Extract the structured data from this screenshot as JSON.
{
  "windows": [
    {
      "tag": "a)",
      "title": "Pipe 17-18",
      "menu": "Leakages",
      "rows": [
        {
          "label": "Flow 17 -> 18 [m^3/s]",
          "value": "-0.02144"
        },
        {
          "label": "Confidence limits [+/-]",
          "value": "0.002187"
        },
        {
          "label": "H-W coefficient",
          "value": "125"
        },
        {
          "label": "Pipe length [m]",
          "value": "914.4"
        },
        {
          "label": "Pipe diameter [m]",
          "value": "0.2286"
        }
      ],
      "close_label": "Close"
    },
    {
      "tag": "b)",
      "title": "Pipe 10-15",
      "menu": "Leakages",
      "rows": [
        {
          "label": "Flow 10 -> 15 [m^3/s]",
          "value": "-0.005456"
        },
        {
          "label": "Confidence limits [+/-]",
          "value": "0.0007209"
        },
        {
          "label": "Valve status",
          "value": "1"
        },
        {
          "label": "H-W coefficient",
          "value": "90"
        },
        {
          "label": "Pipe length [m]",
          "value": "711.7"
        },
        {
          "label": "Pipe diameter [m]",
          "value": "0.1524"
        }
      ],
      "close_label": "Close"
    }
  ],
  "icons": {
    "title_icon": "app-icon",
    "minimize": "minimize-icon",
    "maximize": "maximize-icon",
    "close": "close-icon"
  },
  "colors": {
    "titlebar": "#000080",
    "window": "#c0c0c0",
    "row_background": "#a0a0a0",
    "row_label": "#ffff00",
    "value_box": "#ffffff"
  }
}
☆ ☆ ☆
What to produce:
Repeat every line of the data, exactly and in full.

Written response:
Extract the structured data from this screenshot as JSON.
{
  "windows": [
    {
      "tag": "a)",
      "title": "Pipe 17-18",
      "menu": "Leakages",
      "rows": [
        {
          "label": "Flow 17 -> 18 [m^3/s]",
          "value": "-0.02144"
        },
        {
          "label": "Confidence limits [+/-]",
          "value": "0.002187"
        },
        {
          "label": "H-W coefficient",
          "value": "125"
        },
        {
          "label": "Pipe length [m]",
          "value": "914.4"
        },
        {
          "label": "Pipe diameter [m]",
          "value": "0.2286"
        }
      ],
      "close_label": "Close"
    },
    {
      "tag": "b)",
      "title": "Pipe 10-15",
      "menu": "Leakages",
      "rows": [
        {
          "label": "Flow 10 -> 15 [m^3/s]",
          "value": "-0.005456"
        },
        {
          "label": "Confidence limits [+/-]",
          "value": "0.0007209"
        },
        {
          "label": "Valve status",
          "value": "1"
        },
        {
          "label": "H-W coefficient",
          "value": "90"
        },
        {
          "label": "Pipe length [m]",
          "value": "711.7"
        },
        {
          "label": "Pipe diameter [m]",
          "value": "0.1524"
        }
      ],
      "close_label": "Close"
    }
  ],
  "icons": {
    "title_icon": "app-icon",
    "minimize": "minimize-icon",
    "maximize": "maximize-icon",
    "close": "close-icon"
  },
  "colors": {
    "titlebar": "#000080",
    "window": "#c0c0c0",
    "row_background": "#a0a0a0",
    "row_label": "#ffff00",
    "value_box": "#ffffff"
  }
}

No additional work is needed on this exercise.